_Exercise details_. Repeat the listing exactly as given, omitting every image.

**** Records supplied

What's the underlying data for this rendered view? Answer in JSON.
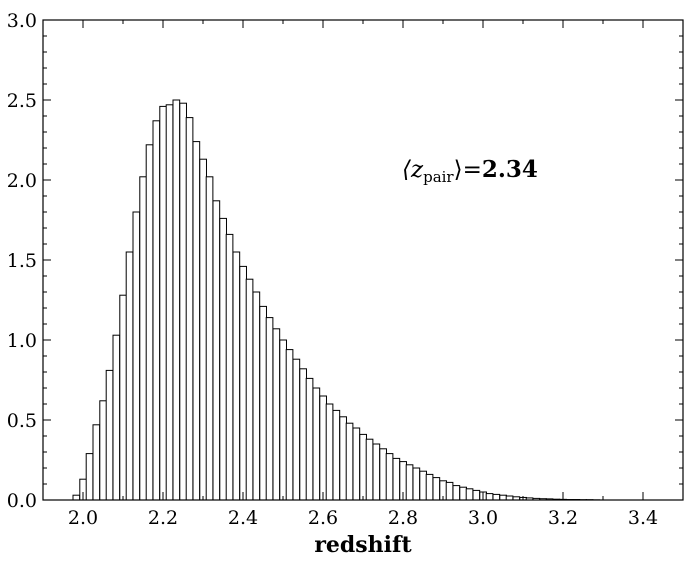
{
  "chart_data": {
    "type": "bar",
    "title": "",
    "xlabel": "redshift",
    "ylabel": "",
    "xlim": [
      1.9,
      3.5
    ],
    "ylim": [
      0.0,
      3.0
    ],
    "grid": false,
    "x_ticks": [
      {
        "value": 2.0,
        "label": "2.0"
      },
      {
        "value": 2.2,
        "label": "2.2"
      },
      {
        "value": 2.4,
        "label": "2.4"
      },
      {
        "value": 2.6,
        "label": "2.6"
      },
      {
        "value": 2.8,
        "label": "2.8"
      },
      {
        "value": 3.0,
        "label": "3.0"
      },
      {
        "value": 3.2,
        "label": "3.2"
      },
      {
        "value": 3.4,
        "label": "3.4"
      }
    ],
    "y_ticks": [
      {
        "value": 0.0,
        "label": "0.0"
      },
      {
        "value": 0.5,
        "label": "0.5"
      },
      {
        "value": 1.0,
        "label": "1.0"
      },
      {
        "value": 1.5,
        "label": "1.5"
      },
      {
        "value": 2.0,
        "label": "2.0"
      },
      {
        "value": 2.5,
        "label": "2.5"
      },
      {
        "value": 3.0,
        "label": "3.0"
      }
    ],
    "bin_width": 0.0167,
    "bin_left_edges": [
      1.975,
      1.992,
      2.008,
      2.025,
      2.042,
      2.058,
      2.075,
      2.092,
      2.108,
      2.125,
      2.142,
      2.158,
      2.175,
      2.192,
      2.208,
      2.225,
      2.242,
      2.258,
      2.275,
      2.292,
      2.308,
      2.325,
      2.342,
      2.358,
      2.375,
      2.392,
      2.408,
      2.425,
      2.442,
      2.458,
      2.475,
      2.492,
      2.508,
      2.525,
      2.542,
      2.558,
      2.575,
      2.592,
      2.608,
      2.625,
      2.642,
      2.658,
      2.675,
      2.692,
      2.708,
      2.725,
      2.742,
      2.758,
      2.775,
      2.792,
      2.808,
      2.825,
      2.842,
      2.858,
      2.875,
      2.892,
      2.908,
      2.925,
      2.942,
      2.958,
      2.975,
      2.992,
      3.008,
      3.025,
      3.042,
      3.058,
      3.075,
      3.092,
      3.108,
      3.125,
      3.142,
      3.158,
      3.175,
      3.192,
      3.208,
      3.225,
      3.242,
      3.258,
      3.275
    ],
    "values": [
      0.03,
      0.13,
      0.29,
      0.47,
      0.62,
      0.81,
      1.03,
      1.28,
      1.55,
      1.8,
      2.02,
      2.22,
      2.37,
      2.46,
      2.47,
      2.5,
      2.48,
      2.39,
      2.24,
      2.13,
      2.02,
      1.87,
      1.76,
      1.66,
      1.55,
      1.46,
      1.38,
      1.3,
      1.21,
      1.14,
      1.07,
      1.0,
      0.94,
      0.88,
      0.82,
      0.76,
      0.7,
      0.65,
      0.6,
      0.56,
      0.52,
      0.48,
      0.45,
      0.41,
      0.38,
      0.35,
      0.32,
      0.29,
      0.26,
      0.24,
      0.22,
      0.2,
      0.18,
      0.16,
      0.14,
      0.12,
      0.11,
      0.09,
      0.08,
      0.07,
      0.06,
      0.05,
      0.04,
      0.035,
      0.03,
      0.025,
      0.02,
      0.016,
      0.013,
      0.01,
      0.008,
      0.007,
      0.005,
      0.004,
      0.003,
      0.003,
      0.002,
      0.002,
      0.001
    ],
    "annotation": {
      "math_prefix": "⟨z",
      "subscript": "pair",
      "math_suffix": "⟩",
      "equals": "=",
      "value": "2.34"
    }
  }
}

********

_Written response_.
What's the underlying data for this rendered view? Answer in JSON.
{
  "chart_data": {
    "type": "bar",
    "title": "",
    "xlabel": "redshift",
    "ylabel": "",
    "xlim": [
      1.9,
      3.5
    ],
    "ylim": [
      0.0,
      3.0
    ],
    "grid": false,
    "x_ticks": [
      {
        "value": 2.0,
        "label": "2.0"
      },
      {
        "value": 2.2,
        "label": "2.2"
      },
      {
        "value": 2.4,
        "label": "2.4"
      },
      {
        "value": 2.6,
        "label": "2.6"
      },
      {
        "value": 2.8,
        "label": "2.8"
      },
      {
        "value": 3.0,
        "label": "3.0"
      },
      {
        "value": 3.2,
        "label": "3.2"
      },
      {
        "value": 3.4,
        "label": "3.4"
      }
    ],
    "y_ticks": [
      {
        "value": 0.0,
        "label": "0.0"
      },
      {
        "value": 0.5,
        "label": "0.5"
      },
      {
        "value": 1.0,
        "label": "1.0"
      },
      {
        "value": 1.5,
        "label": "1.5"
      },
      {
        "value": 2.0,
        "label": "2.0"
      },
      {
        "value": 2.5,
        "label": "2.5"
      },
      {
        "value": 3.0,
        "label": "3.0"
      }
    ],
    "bin_width": 0.0167,
    "bin_left_edges": [
      1.975,
      1.992,
      2.008,
      2.025,
      2.042,
      2.058,
      2.075,
      2.092,
      2.108,
      2.125,
      2.142,
      2.158,
      2.175,
      2.192,
      2.208,
      2.225,
      2.242,
      2.258,
      2.275,
      2.292,
      2.308,
      2.325,
      2.342,
      2.358,
      2.375,
      2.392,
      2.408,
      2.425,
      2.442,
      2.458,
      2.475,
      2.492,
      2.508,
      2.525,
      2.542,
      2.558,
      2.575,
      2.592,
      2.608,
      2.625,
      2.642,
      2.658,
      2.675,
      2.692,
      2.708,
      2.725,
      2.742,
      2.758,
      2.775,
      2.792,
      2.808,
      2.825,
      2.842,
      2.858,
      2.875,
      2.892,
      2.908,
      2.925,
      2.942,
      2.958,
      2.975,
      2.992,
      3.008,
      3.025,
      3.042,
      3.058,
      3.075,
      3.092,
      3.108,
      3.125,
      3.142,
      3.158,
      3.175,
      3.192,
      3.208,
      3.225,
      3.242,
      3.258,
      3.275
    ],
    "values": [
      0.03,
      0.13,
      0.29,
      0.47,
      0.62,
      0.81,
      1.03,
      1.28,
      1.55,
      1.8,
      2.02,
      2.22,
      2.37,
      2.46,
      2.47,
      2.5,
      2.48,
      2.39,
      2.24,
      2.13,
      2.02,
      1.87,
      1.76,
      1.66,
      1.55,
      1.46,
      1.38,
      1.3,
      1.21,
      1.14,
      1.07,
      1.0,
      0.94,
      0.88,
      0.82,
      0.76,
      0.7,
      0.65,
      0.6,
      0.56,
      0.52,
      0.48,
      0.45,
      0.41,
      0.38,
      0.35,
      0.32,
      0.29,
      0.26,
      0.24,
      0.22,
      0.2,
      0.18,
      0.16,
      0.14,
      0.12,
      0.11,
      0.09,
      0.08,
      0.07,
      0.06,
      0.05,
      0.04,
      0.035,
      0.03,
      0.025,
      0.02,
      0.016,
      0.013,
      0.01,
      0.008,
      0.007,
      0.005,
      0.004,
      0.003,
      0.003,
      0.002,
      0.002,
      0.001
    ],
    "annotation": {
      "math_prefix": "⟨z",
      "subscript": "pair",
      "math_suffix": "⟩",
      "equals": "=",
      "value": "2.34"
    }
  }
}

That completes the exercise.